● Texto fornecido:
##########

Às vezes é preciso uma sacudida para lembrar quão desimportantes são as coisas com as quais nos condicionamos a preencher os dias.
As notícias quentíssimas, os posts-ostentação, os modismos, os termos do momento para novas angústias, as picuinhas pessoais, as comparações às quais nos submetemos costumeiramente rolando feeds até enrijecer os dedos e as ideias. Frugais, são frugais, embora nos esqueçamos disso na roda viva cotidiana.
Faz uns dias que não consigo me enredar nessa toada hiperconectada. Parece bom, mas gera desconforto e preocupação para quem trabalha com redes sociais e temas atuais. Uma sensação estranha de falta de significado que vai e vem. Talvez você tenha sentido algo semelhante quando levou um chega-pra-lá da vida...
Não mencionei qual foi o meu ainda.
Então, a Dona P. se foi
É que a Dona P. morreu.
Preservo o nome por não me sentir no direito de roubar a grandeza da sua história para um texto assinado por mim, que mal a conhecia.
Dona P. é a mãe de uma pessoa que eu amo, a sogra de uma que amo também. Eu não tinha contato com ela, mas me sentia próxima pelas histórias bonitas que a cercavam. Sem tentar protagonizar nenhuma, muito pelo contrário, foi a personagem mais marcante na vida de mais gente do que se imagina.
Eu estive no velório dela, eu vi, ouvi, senti - ninguém me contou.
Parecia uma missa lotada e triste porém esperançosa, por todo lado gente se abraçando e fazendo questão de prestar a última homenagem à Dona P. Parentes, muitos; amigos, tantos; vizinhos e eu, ali reunidos para homenageá-la e sorver a derradeira inspiração dela.
Faça o bem. Acolha, conforte. Deixe um rastro de benfeitorias, não se preocupe com grandeza e aplauso, só faça. Cada pequeno gesto, ao longo de uma vida inteira, é capaz de virar um movimento, de passar de geração em geração.

##########

● Material fornecido:
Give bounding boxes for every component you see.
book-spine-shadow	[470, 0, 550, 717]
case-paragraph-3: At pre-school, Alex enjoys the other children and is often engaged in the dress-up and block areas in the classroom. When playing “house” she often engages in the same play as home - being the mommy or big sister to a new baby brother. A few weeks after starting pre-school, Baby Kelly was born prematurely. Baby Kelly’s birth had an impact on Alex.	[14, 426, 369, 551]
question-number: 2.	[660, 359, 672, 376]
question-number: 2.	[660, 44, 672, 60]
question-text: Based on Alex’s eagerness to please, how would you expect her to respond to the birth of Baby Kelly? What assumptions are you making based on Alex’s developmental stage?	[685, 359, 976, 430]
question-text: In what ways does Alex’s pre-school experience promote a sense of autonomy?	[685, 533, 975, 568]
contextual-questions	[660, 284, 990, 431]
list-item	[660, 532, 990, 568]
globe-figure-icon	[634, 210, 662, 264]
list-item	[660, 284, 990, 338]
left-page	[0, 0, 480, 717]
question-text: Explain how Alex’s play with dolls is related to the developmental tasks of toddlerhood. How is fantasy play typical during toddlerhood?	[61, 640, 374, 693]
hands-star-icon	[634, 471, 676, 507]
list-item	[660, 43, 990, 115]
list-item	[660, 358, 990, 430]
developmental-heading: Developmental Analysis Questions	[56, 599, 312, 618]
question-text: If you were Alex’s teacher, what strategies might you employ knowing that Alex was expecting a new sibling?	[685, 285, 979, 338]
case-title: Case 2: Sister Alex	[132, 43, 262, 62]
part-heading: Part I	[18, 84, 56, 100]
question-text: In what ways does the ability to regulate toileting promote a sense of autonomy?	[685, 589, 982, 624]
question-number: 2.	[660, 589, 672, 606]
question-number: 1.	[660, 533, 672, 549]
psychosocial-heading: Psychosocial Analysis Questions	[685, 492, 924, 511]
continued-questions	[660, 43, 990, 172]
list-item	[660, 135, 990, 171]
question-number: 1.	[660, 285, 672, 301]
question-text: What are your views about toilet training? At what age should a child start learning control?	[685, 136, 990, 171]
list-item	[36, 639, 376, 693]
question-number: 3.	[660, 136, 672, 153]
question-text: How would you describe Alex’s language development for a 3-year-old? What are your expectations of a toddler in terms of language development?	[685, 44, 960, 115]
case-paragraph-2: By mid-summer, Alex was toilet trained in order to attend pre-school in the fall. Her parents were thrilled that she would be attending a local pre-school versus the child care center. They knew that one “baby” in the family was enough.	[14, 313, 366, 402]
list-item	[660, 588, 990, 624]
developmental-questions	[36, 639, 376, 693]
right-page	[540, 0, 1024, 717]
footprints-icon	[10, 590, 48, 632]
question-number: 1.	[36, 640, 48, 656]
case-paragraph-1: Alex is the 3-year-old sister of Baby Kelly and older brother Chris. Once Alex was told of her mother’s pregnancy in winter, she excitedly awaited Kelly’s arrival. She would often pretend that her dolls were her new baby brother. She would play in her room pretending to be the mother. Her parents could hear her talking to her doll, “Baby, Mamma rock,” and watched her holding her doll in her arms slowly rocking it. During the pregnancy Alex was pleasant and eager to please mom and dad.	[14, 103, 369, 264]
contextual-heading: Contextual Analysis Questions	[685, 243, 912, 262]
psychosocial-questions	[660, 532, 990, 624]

##########

● Enunciado 1:
Reescreva de forma mais curta o parágrafo do texto sobre a Dona P. que começa com "Dona P. é a mãe de uma pessoa que eu amo". Mantenha os fatos principais.
● Enunciado 2:
De acordo com o texto sobre a Dona P., diga se cada afirmação está certa, com sim ou não, e cite as palavras do texto que decidem a resposta:
(a) Quem escreve conhecia bem a Dona P.
(b) O velório estava cheio de gente.
(c) O nome da Dona P. é revelado no texto.
● Enunciado 3:
Prossiga com o texto sobre a Dona P. a partir do ponto em que ele termina.

● Resultado da tarefa 1:
Dona P. é mãe e sogra de pessoas que amo. Mesmo sem ter contato com ela, eu me sentia próxima por causa das belas histórias a seu respeito. Sem nunca buscar destaque, ela marcou a vida de mais gente do que se imagina.

● Resultado da tarefa 2:
(a) Não: "que mal a conhecia".
(b) Sim: "Parecia uma missa lotada e triste porém esperançosa".
(c) Não: "Preservo o nome por não me sentir no direito de roubar a grandeza da sua história para um texto assinado por mim".

● Resultado da tarefa 3:
Tirei a ideia acima das belas histórias que ouvi sobre a Dona P.
Amou e foi amada. Trabalhou muito e com esmero.
Além dos filhos nascidos da barriga e criados para não baixar a cabeça diante de injustiças, também adotou, sempre ensinando a importância de ser forte e gentil (não, não são adjetivos antagônicos).
Recebeu em casa pessoas doentes para poder cuidar, porque sim, porque quis.
Cozinhou e festejou, fez da vida de quem estava ao redor uma celebração sempre que pôde e pediu que a festa na sua casa não cessasse quando ela mudasse de plano.
Seu carisma não estava no ter. Ela espalhava sabedoria, acolhimento, cuidado. Sei disso não só pelos depoimentos que ouvi no velório, mas porque uma das pessoas que amo, como comentei, foi acolhida por Dona P. como filha.
Bem, aos 72 anos a Dona P. partiu. Sua lição ficou.
Entende agora por que a minha rotina deu pause e a vida me obrigou a olhar para dentro?
O desencaixe nem sempre é ruidoso
Tenho uma comunidade que se chama Desencaixa e defendo esse modo de viver, desencaixado, que desafie aqui e acolá os padrões para que tenhamos uma vida com mais confiança, significado, felicidade. Muitas vezes, esse desencaixe é entendido como rebeldia, ativismo, cartazes e vozes alteradas. Não, não necessariamente.
Penso que existe também o jeito Dona P. de estar absolutamente fora dos encaixes mundanos. Ousar viver uma vida agregadora, ousar fazer o bem apenas por fazer, ousar ser gentil, ousar acolher. São ousadias, ah são, porque contrariam a lógica individualista da sociedade.
Aprendi, ou recordei, o desencaixe mais bonito ao contemplar a partida da Dona P., sua família bonita e unida, o amor e a gratidão de tantos que conviveram com ela. Sabe, me fez dar mais um voto de confiança para a humanidade…
Ser desencaixado hoje talvez seja ter a coragem de ser profundamente humano e doar um pouco do seu tempo e da sua atenção para o outro “só” por achar que é a escolha certa - e aqui remeto à máxima de Henry David Thoreau de que sempre trocamos por tempo de vida o que nos dispomos a fazer.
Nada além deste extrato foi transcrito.